** What the task requires **
Reproduce every record below line for line without any changes, and leave out the pictures.

** Record excerpts **
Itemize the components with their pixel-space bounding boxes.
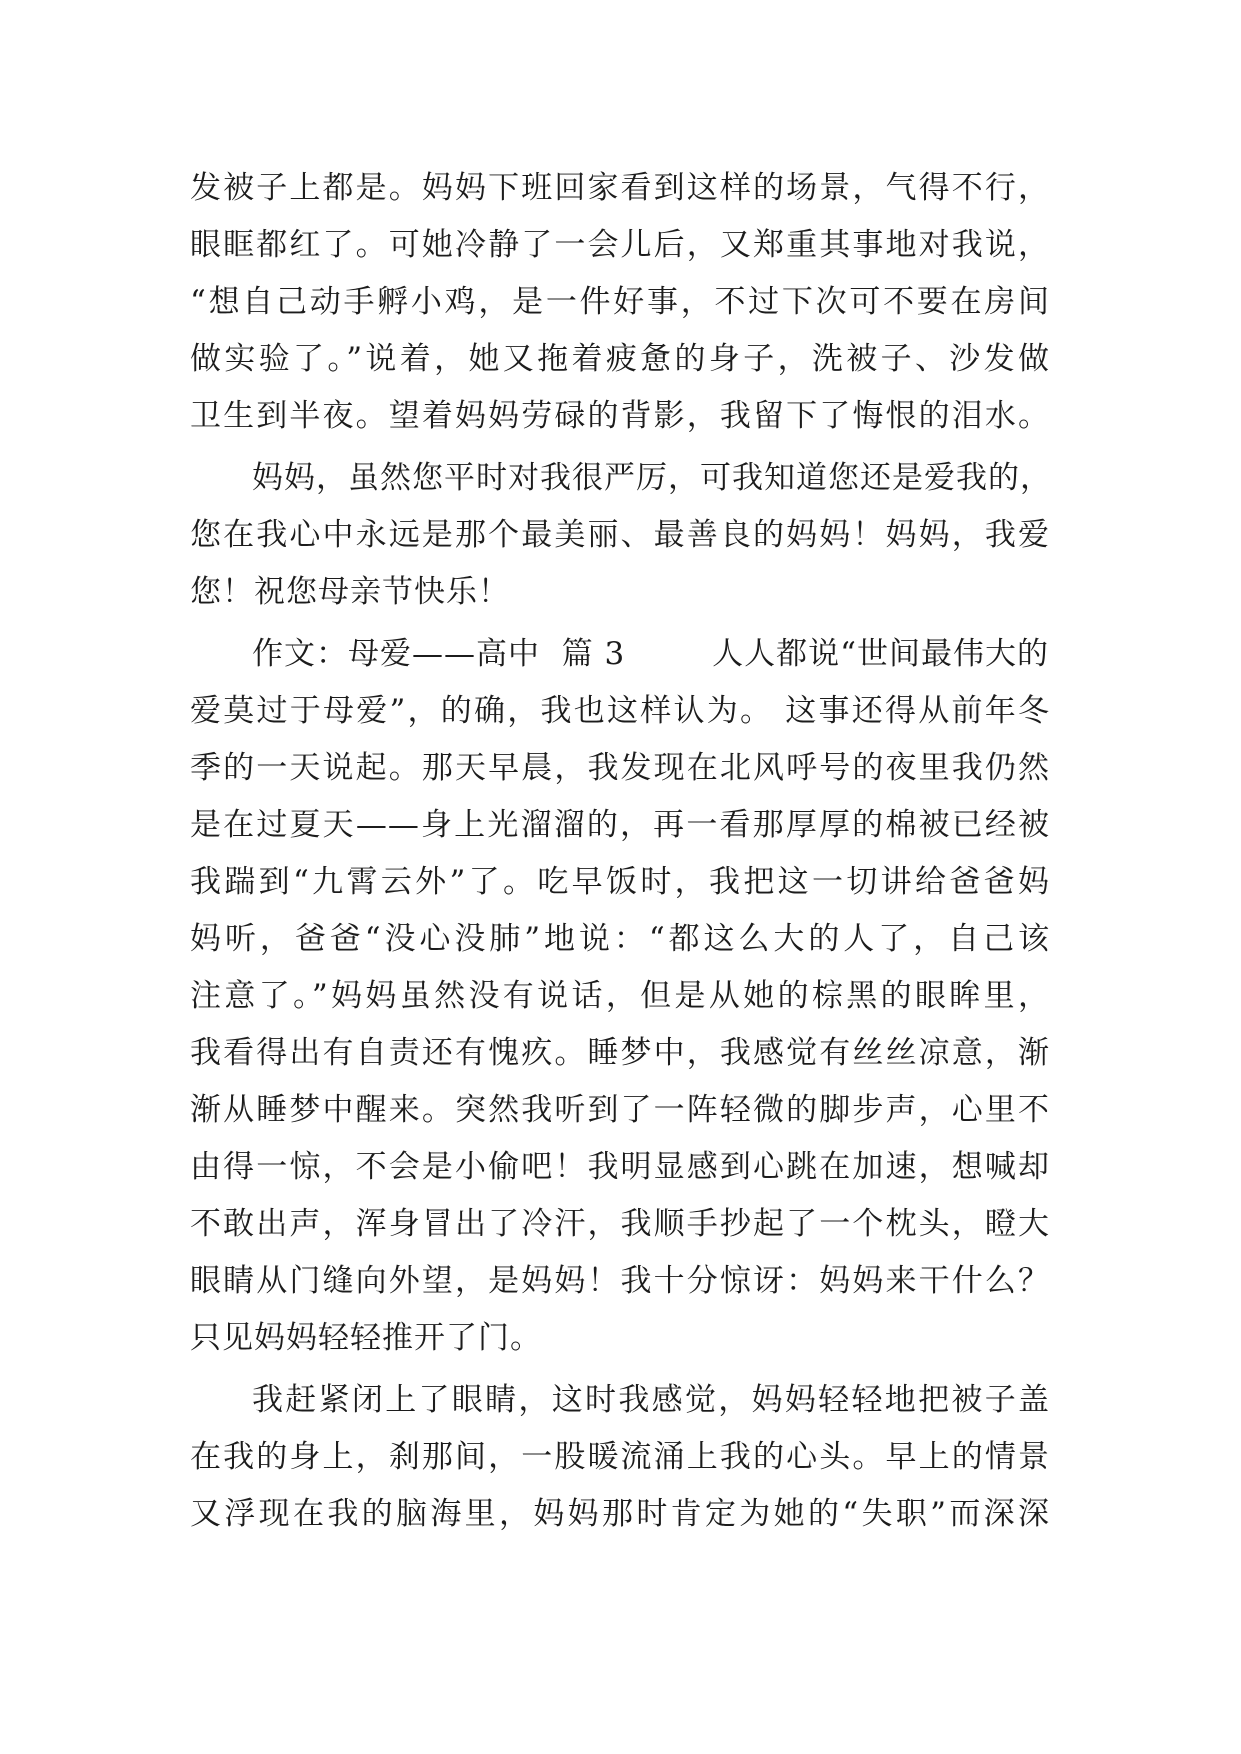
text-line: 妈妈，虽然您平时对我很严厉，可我知道您还是爱我的，: [252, 460, 1052, 496]
text-line: 妈听，爸爸“没心没肺”地说：“都这么大的人了，自己该: [190, 921, 1050, 957]
text-line: 又浮现在我的脑海里，妈妈那时肯定为她的“失职”而深深: [190, 1496, 1050, 1532]
paragraph-4: [190, 1372, 1050, 1543]
paragraph-1: [190, 160, 1050, 445]
text-line: 是在过夏天——身上光溜溜的，再一看那厚厚的棉被已经被: [190, 807, 1050, 843]
text-line: 您在我心中永远是那个最美丽、最善良的妈妈！妈妈，我爱: [190, 517, 1050, 553]
text-line: 眼睛从门缝向外望，是妈妈！我十分惊讶：妈妈来干什么？: [190, 1263, 1050, 1299]
text-line: 发被子上都是。妈妈下班回家看到这样的场景，气得不行，: [190, 170, 1050, 206]
text-line: 我踹到“九霄云外”了。吃早饭时，我把这一切讲给爸爸妈: [190, 864, 1050, 900]
text-line: 由得一惊，不会是小偷吧！我明显感到心跳在加速，想喊却: [190, 1149, 1050, 1185]
text-line: 在我的身上，刹那间，一股暖流涌上我的心头。早上的情景: [190, 1439, 1050, 1475]
text-line: 渐从睡梦中醒来。突然我听到了一阵轻微的脚步声，心里不: [190, 1092, 1050, 1128]
text-line: 爱莫过于母爱”，的确，我也这样认为。 这事还得从前年冬: [190, 693, 1050, 729]
paragraph-2: [190, 450, 1050, 621]
text-line: 不敢出声，浑身冒出了冷汗，我顺手抄起了一个枕头，瞪大: [190, 1206, 1050, 1242]
document-body: [190, 160, 1050, 1543]
text-line: “想自己动手孵小鸡，是一件好事，不过下次可不要在房间: [190, 284, 1050, 320]
text-line: 我看得出有自责还有愧疚。睡梦中，我感觉有丝丝凉意，渐: [190, 1035, 1050, 1071]
text-line: 只见妈妈轻轻推开了门。: [190, 1320, 542, 1356]
text-line: 我赶紧闭上了眼睛，这时我感觉，妈妈轻轻地把被子盖: [252, 1382, 1050, 1418]
paragraph-3: [190, 626, 1050, 1367]
text-line: 季的一天说起。那天早晨，我发现在北风呼号的夜里我仍然: [190, 750, 1050, 786]
text-line: 注意了。”妈妈虽然没有说话，但是从她的棕黑的眼眸里，: [190, 978, 1050, 1014]
text-line: 卫生到半夜。望着妈妈劳碌的背影，我留下了悔恨的泪水。: [190, 398, 1050, 434]
text-line: 眼眶都红了。可她冷静了一会儿后，又郑重其事地对我说，: [190, 227, 1050, 263]
text-line: 您！祝您母亲节快乐！: [190, 574, 510, 610]
text-line: 做实验了。”说着，她又拖着疲惫的身子，洗被子、沙发做: [190, 341, 1050, 377]
text-line: 作文：母爱——高中 篇 3 人人都说“世间最伟大的: [252, 636, 1049, 672]
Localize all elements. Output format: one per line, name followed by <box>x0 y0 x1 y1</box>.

** Response below **
Itemize the components with their pixel-space bounding boxes.
text-line: 妈妈，虽然您平时对我很严厉，可我知道您还是爱我的，: [252, 460, 1052, 496]
text-line: 妈听，爸爸“没心没肺”地说：“都这么大的人了，自己该: [190, 921, 1050, 957]
text-line: 又浮现在我的脑海里，妈妈那时肯定为她的“失职”而深深: [190, 1496, 1050, 1532]
paragraph-4: [190, 1372, 1050, 1543]
paragraph-1: [190, 160, 1050, 445]
text-line: 是在过夏天——身上光溜溜的，再一看那厚厚的棉被已经被: [190, 807, 1050, 843]
text-line: 您在我心中永远是那个最美丽、最善良的妈妈！妈妈，我爱: [190, 517, 1050, 553]
text-line: 眼睛从门缝向外望，是妈妈！我十分惊讶：妈妈来干什么？: [190, 1263, 1050, 1299]
text-line: 发被子上都是。妈妈下班回家看到这样的场景，气得不行，: [190, 170, 1050, 206]
text-line: 我踹到“九霄云外”了。吃早饭时，我把这一切讲给爸爸妈: [190, 864, 1050, 900]
text-line: 由得一惊，不会是小偷吧！我明显感到心跳在加速，想喊却: [190, 1149, 1050, 1185]
text-line: 在我的身上，刹那间，一股暖流涌上我的心头。早上的情景: [190, 1439, 1050, 1475]
text-line: 渐从睡梦中醒来。突然我听到了一阵轻微的脚步声，心里不: [190, 1092, 1050, 1128]
text-line: 爱莫过于母爱”，的确，我也这样认为。 这事还得从前年冬: [190, 693, 1050, 729]
paragraph-2: [190, 450, 1050, 621]
text-line: 不敢出声，浑身冒出了冷汗，我顺手抄起了一个枕头，瞪大: [190, 1206, 1050, 1242]
document-body: [190, 160, 1050, 1543]
text-line: “想自己动手孵小鸡，是一件好事，不过下次可不要在房间: [190, 284, 1050, 320]
text-line: 我看得出有自责还有愧疚。睡梦中，我感觉有丝丝凉意，渐: [190, 1035, 1050, 1071]
text-line: 只见妈妈轻轻推开了门。: [190, 1320, 542, 1356]
text-line: 我赶紧闭上了眼睛，这时我感觉，妈妈轻轻地把被子盖: [252, 1382, 1050, 1418]
paragraph-3: [190, 626, 1050, 1367]
text-line: 季的一天说起。那天早晨，我发现在北风呼号的夜里我仍然: [190, 750, 1050, 786]
text-line: 注意了。”妈妈虽然没有说话，但是从她的棕黑的眼眸里，: [190, 978, 1050, 1014]
text-line: 卫生到半夜。望着妈妈劳碌的背影，我留下了悔恨的泪水。: [190, 398, 1050, 434]
text-line: 眼眶都红了。可她冷静了一会儿后，又郑重其事地对我说，: [190, 227, 1050, 263]
text-line: 您！祝您母亲节快乐！: [190, 574, 510, 610]
text-line: 做实验了。”说着，她又拖着疲惫的身子，洗被子、沙发做: [190, 341, 1050, 377]
text-line: 作文：母爱——高中 篇 3 人人都说“世间最伟大的: [252, 636, 1049, 672]
Localize all elements. Output format: one per line, name followed by <box>x0 y0 x1 y1</box>.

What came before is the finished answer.